▶ _DIRECTIONS_:
Return an exact copy of the lines from the one holding "Convert this chart to structured JSON data." to the end of the data, including both the starting and final lines. Leave the pictures out.

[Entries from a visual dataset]
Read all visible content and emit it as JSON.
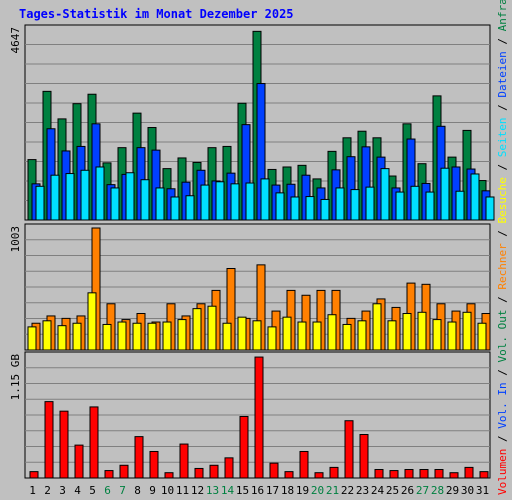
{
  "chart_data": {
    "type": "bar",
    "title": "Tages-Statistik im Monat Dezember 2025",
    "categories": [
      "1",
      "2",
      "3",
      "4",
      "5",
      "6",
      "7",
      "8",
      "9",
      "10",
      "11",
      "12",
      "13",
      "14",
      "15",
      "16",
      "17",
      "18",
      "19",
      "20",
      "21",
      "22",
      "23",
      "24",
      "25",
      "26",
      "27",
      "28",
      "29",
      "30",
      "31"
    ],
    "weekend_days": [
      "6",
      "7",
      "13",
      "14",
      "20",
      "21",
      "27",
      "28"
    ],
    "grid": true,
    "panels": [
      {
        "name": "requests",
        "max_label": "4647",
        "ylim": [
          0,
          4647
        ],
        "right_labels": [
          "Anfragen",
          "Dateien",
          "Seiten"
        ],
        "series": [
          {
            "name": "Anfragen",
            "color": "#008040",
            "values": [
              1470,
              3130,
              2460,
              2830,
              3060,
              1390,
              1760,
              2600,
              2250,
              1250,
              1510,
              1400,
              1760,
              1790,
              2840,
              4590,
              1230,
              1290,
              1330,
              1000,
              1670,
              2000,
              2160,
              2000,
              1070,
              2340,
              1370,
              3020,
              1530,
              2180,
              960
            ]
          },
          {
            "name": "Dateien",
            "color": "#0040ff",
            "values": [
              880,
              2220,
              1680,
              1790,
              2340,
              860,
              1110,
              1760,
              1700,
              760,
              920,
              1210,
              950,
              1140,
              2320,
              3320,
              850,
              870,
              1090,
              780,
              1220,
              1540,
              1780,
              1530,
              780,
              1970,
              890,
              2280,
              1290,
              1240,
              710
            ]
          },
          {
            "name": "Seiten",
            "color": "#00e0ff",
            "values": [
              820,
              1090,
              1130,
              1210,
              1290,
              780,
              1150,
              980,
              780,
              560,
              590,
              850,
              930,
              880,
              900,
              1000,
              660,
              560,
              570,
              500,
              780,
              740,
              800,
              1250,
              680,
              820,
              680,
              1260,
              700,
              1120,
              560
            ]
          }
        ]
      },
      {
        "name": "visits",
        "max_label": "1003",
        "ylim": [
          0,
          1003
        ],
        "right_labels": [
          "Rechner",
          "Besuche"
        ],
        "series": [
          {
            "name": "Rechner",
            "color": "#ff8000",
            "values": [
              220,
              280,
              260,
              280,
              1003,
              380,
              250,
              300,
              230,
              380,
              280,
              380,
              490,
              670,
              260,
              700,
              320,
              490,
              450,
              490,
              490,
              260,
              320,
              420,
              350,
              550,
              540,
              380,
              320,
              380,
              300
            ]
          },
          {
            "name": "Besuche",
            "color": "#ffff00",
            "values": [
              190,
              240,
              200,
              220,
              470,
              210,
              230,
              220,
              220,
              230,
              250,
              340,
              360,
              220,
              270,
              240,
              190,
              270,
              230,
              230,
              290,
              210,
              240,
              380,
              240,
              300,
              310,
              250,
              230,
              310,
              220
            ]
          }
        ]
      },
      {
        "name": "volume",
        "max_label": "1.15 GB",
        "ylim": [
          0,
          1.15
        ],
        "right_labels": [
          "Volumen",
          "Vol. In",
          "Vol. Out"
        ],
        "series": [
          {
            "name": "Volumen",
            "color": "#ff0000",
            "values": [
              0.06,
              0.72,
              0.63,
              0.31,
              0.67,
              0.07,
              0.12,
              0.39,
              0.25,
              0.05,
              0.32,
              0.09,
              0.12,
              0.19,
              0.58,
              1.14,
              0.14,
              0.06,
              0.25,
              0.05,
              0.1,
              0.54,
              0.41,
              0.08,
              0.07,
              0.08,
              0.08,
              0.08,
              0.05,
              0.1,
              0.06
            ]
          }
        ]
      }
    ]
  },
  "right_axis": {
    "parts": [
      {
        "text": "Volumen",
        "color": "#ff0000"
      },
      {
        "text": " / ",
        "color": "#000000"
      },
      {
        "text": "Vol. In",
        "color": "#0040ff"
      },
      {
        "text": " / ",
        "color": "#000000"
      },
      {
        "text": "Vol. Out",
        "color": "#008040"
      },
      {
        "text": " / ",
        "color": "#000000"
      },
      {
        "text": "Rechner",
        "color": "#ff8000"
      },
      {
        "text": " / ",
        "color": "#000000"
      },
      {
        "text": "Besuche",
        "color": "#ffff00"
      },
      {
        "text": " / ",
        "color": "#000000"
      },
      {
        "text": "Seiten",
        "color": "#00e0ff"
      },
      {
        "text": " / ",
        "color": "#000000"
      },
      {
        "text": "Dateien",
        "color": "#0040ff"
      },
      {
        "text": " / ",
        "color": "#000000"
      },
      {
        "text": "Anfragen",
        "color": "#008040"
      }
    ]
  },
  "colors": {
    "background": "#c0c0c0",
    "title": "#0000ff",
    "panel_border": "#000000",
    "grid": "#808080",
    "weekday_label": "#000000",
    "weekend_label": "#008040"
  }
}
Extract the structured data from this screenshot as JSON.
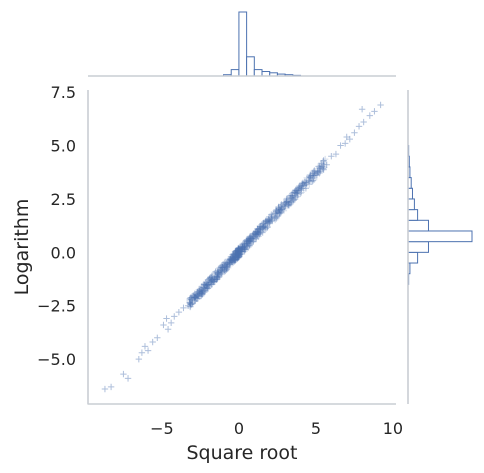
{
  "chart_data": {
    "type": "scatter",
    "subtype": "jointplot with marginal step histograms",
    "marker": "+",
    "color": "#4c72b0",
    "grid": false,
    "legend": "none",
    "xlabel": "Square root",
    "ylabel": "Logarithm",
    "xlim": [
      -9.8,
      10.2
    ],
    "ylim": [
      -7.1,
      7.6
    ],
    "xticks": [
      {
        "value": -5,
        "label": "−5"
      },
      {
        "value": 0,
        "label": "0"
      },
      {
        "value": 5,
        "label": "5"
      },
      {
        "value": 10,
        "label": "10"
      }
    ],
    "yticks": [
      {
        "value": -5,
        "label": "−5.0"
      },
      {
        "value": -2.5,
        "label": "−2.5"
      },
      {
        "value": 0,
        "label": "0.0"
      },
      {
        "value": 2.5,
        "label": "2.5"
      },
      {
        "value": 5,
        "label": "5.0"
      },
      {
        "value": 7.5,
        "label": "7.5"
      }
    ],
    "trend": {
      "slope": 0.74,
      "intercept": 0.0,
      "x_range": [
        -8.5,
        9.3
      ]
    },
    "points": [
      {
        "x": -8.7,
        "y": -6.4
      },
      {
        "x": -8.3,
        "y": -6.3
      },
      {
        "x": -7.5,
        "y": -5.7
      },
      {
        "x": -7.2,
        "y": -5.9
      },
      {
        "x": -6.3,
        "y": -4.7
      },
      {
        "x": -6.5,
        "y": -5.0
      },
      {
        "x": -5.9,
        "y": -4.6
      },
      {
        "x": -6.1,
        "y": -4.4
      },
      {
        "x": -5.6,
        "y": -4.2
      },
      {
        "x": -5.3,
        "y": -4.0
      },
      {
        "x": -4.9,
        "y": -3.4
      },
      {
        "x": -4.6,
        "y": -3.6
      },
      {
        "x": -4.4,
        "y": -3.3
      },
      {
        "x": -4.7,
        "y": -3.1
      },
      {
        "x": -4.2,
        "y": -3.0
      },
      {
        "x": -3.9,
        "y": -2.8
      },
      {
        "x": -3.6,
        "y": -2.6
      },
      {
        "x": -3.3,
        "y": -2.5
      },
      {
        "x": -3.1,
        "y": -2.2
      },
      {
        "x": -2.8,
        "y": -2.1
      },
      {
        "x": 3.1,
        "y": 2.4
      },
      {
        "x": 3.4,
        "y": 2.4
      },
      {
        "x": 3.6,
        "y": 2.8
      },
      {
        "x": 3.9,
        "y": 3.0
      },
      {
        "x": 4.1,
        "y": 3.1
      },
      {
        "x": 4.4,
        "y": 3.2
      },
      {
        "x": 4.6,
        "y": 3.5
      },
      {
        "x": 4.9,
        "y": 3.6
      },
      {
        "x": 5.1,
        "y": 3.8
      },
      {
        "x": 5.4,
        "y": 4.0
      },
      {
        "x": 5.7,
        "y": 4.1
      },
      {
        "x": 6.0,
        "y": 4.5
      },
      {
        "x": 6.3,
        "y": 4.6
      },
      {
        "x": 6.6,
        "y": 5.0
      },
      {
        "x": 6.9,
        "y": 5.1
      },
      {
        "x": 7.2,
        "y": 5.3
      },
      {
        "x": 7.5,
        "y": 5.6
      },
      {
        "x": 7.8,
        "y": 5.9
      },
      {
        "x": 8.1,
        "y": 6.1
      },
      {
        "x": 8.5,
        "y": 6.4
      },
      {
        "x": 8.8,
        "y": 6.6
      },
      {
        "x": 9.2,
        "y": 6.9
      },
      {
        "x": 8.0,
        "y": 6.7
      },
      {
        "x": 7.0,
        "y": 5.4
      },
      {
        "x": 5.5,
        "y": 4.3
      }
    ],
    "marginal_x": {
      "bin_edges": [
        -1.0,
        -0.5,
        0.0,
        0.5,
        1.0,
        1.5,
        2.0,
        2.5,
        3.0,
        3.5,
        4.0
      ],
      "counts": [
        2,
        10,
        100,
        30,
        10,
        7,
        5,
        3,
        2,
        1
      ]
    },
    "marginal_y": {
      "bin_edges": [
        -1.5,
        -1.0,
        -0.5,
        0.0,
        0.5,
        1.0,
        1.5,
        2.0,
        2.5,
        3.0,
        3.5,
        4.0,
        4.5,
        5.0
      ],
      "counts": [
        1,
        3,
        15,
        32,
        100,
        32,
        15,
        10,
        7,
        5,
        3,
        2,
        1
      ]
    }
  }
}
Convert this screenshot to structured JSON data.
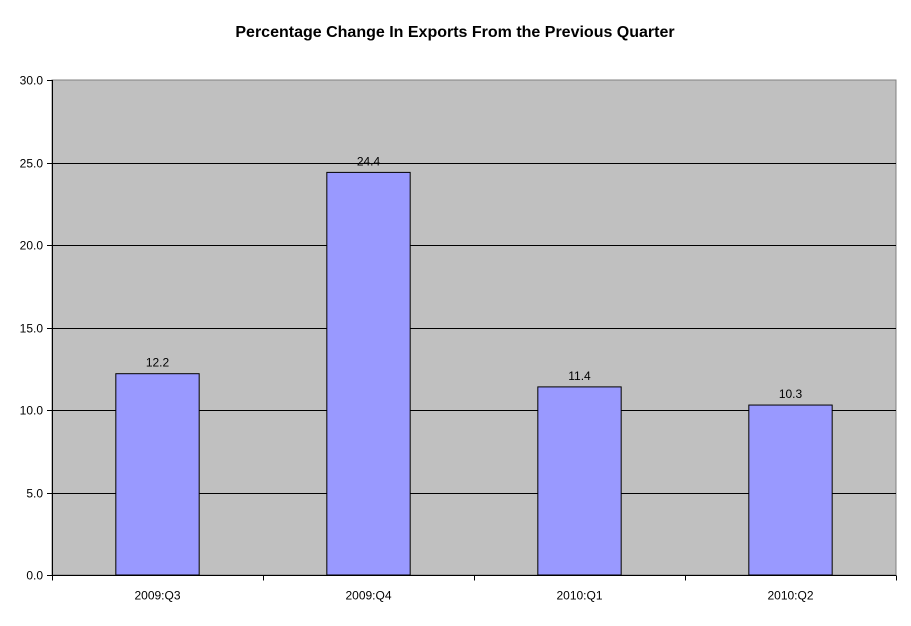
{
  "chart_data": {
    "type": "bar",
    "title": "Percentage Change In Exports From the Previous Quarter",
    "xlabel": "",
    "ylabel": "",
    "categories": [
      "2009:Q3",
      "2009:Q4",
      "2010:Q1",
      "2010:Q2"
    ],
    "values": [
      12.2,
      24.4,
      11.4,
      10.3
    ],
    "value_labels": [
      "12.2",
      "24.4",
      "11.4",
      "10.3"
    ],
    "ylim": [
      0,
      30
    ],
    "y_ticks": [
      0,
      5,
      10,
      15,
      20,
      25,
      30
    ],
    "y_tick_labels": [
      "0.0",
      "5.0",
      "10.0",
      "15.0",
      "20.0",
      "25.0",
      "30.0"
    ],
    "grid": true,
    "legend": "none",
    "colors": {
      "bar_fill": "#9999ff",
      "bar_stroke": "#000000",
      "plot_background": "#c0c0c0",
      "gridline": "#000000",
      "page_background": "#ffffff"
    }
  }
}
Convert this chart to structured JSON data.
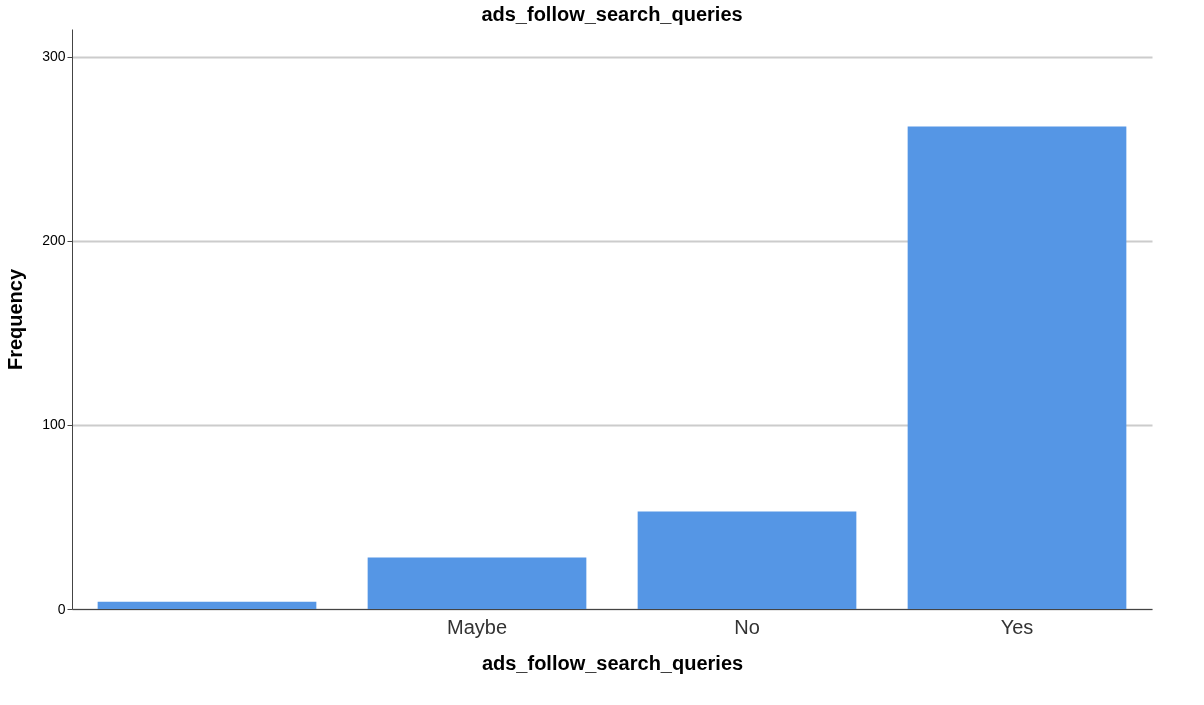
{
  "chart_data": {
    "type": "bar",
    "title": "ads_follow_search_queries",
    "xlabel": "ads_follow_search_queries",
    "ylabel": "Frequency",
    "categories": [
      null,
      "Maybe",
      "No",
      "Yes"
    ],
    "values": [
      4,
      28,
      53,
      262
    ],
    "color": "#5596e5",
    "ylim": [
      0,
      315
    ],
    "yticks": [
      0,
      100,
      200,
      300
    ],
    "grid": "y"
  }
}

▶ _RIGHT ANSWER_:
Convert this chart to structured JSON data.
{
  "chart_data": {
    "type": "bar",
    "title": "ads_follow_search_queries",
    "xlabel": "ads_follow_search_queries",
    "ylabel": "Frequency",
    "categories": [
      null,
      "Maybe",
      "No",
      "Yes"
    ],
    "values": [
      4,
      28,
      53,
      262
    ],
    "color": "#5596e5",
    "ylim": [
      0,
      315
    ],
    "yticks": [
      0,
      100,
      200,
      300
    ],
    "grid": "y"
  }
}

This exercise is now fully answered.